▶ **SET EXERCISE**
Gather every line from the entries below that includes "risk".

═════ EXCERPTED DATA ═════

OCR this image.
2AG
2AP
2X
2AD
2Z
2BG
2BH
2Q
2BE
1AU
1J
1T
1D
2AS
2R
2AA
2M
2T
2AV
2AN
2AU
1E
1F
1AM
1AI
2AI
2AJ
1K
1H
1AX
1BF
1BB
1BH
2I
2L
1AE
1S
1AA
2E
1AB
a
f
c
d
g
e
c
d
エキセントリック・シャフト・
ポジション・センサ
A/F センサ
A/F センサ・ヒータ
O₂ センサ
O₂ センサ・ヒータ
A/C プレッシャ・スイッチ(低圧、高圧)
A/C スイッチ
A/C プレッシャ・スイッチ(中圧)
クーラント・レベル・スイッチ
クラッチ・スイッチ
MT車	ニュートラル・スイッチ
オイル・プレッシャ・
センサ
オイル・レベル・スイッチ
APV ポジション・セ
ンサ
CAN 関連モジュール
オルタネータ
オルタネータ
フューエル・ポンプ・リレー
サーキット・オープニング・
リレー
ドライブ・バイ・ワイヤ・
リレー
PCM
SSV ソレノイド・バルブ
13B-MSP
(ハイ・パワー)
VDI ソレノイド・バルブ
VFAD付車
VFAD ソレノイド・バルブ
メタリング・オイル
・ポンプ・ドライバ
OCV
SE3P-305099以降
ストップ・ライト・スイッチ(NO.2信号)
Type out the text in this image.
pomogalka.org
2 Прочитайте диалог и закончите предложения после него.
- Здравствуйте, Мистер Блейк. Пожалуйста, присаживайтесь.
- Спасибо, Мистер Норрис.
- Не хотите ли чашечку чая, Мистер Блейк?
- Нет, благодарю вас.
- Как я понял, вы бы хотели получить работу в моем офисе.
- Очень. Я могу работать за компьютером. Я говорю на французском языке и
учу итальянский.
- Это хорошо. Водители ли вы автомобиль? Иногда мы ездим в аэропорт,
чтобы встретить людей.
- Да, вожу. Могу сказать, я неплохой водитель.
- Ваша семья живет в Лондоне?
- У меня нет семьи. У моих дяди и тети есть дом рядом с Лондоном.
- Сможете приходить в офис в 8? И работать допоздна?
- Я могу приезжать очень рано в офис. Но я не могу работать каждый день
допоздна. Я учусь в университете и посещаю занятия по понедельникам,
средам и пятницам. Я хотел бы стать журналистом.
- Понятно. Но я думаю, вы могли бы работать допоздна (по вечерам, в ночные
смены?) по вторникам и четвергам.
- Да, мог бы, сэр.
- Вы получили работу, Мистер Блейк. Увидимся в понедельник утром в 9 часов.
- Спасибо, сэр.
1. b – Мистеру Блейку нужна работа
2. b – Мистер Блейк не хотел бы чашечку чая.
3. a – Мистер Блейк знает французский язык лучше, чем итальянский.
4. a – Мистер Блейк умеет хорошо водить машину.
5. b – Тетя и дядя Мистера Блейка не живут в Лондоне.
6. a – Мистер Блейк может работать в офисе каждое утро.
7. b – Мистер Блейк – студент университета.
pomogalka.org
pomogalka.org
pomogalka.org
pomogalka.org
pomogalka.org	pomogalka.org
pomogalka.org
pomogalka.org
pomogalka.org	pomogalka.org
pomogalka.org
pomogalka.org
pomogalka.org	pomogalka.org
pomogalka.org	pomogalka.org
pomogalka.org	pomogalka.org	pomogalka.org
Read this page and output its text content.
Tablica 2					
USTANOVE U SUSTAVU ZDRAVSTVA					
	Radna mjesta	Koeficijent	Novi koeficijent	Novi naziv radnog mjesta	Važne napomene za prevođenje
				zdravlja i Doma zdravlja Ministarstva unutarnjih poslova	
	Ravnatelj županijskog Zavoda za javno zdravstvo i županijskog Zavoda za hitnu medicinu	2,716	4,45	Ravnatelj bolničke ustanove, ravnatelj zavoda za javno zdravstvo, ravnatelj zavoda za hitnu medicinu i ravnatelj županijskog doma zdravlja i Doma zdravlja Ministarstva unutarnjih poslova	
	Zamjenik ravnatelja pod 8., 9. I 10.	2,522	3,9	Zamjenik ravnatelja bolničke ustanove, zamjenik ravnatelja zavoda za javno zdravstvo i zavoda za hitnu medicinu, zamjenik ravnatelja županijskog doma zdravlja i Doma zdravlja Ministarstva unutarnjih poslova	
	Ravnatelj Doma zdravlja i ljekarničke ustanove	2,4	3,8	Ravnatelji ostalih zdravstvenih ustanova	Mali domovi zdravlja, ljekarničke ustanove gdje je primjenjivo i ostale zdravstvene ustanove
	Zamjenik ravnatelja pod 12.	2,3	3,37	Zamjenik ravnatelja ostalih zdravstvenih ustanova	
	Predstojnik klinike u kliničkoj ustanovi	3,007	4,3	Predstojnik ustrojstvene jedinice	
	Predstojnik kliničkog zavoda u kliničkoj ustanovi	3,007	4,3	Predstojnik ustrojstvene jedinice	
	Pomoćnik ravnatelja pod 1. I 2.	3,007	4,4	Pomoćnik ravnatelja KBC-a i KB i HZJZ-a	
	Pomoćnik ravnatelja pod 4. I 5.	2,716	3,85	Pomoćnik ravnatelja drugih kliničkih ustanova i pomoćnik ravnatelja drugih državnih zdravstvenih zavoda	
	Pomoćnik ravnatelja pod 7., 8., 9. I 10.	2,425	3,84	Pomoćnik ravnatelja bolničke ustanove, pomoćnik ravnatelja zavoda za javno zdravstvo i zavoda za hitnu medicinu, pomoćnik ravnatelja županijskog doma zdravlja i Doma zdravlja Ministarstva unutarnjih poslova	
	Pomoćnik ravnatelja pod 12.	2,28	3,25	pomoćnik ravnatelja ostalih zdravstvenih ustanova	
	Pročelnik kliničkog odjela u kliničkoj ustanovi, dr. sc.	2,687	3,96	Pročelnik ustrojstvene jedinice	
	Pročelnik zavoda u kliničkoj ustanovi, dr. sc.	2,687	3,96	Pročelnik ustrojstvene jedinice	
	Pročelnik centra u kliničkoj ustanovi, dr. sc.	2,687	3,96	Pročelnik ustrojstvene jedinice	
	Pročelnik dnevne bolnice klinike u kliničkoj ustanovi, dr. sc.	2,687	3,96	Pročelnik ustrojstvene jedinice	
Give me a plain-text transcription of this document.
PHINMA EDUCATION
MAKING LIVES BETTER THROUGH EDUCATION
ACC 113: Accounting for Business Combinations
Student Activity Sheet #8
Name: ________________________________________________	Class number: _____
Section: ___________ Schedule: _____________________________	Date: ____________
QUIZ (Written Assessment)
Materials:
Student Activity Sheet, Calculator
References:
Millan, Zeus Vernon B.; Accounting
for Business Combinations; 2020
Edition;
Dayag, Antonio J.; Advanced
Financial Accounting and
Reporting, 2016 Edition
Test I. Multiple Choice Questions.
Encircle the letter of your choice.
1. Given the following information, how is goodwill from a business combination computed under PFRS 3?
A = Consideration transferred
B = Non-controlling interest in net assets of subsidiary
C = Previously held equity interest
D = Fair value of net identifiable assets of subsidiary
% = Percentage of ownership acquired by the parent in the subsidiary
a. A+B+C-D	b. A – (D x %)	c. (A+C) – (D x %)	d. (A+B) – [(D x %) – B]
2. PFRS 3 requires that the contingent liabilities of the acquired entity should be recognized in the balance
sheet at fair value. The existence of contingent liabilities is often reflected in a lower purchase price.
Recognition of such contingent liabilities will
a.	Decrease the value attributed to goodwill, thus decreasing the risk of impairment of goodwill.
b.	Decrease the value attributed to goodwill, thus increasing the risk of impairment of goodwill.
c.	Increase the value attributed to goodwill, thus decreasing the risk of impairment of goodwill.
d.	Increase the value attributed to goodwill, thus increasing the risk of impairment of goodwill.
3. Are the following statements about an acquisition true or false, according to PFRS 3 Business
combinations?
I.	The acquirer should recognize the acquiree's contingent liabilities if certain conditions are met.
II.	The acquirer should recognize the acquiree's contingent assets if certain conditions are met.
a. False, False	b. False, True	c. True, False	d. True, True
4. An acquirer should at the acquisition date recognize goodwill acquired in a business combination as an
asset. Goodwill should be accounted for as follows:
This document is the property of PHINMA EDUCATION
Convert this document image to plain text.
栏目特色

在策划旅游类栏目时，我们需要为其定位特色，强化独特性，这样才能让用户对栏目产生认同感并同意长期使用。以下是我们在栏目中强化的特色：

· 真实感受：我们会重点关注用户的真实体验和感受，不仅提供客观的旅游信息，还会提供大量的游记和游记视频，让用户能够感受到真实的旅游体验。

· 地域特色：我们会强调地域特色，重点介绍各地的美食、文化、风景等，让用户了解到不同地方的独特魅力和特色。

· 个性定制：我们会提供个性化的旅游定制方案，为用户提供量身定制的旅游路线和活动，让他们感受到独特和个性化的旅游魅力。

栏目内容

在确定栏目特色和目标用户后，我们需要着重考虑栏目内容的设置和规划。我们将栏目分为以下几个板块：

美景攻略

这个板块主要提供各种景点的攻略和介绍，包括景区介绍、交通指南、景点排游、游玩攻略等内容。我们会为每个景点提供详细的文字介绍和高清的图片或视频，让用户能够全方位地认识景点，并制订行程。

═════

▶ **EXERCISE RESULT**
a.	Decrease the value attributed to goodwill, thus decreasing the risk of impairment of goodwill.
b.	Decrease the value attributed to goodwill, thus increasing the risk of impairment of goodwill.
c.	Increase the value attributed to goodwill, thus decreasing the risk of impairment of goodwill.
d.	Increase the value attributed to goodwill, thus increasing the risk of impairment of goodwill.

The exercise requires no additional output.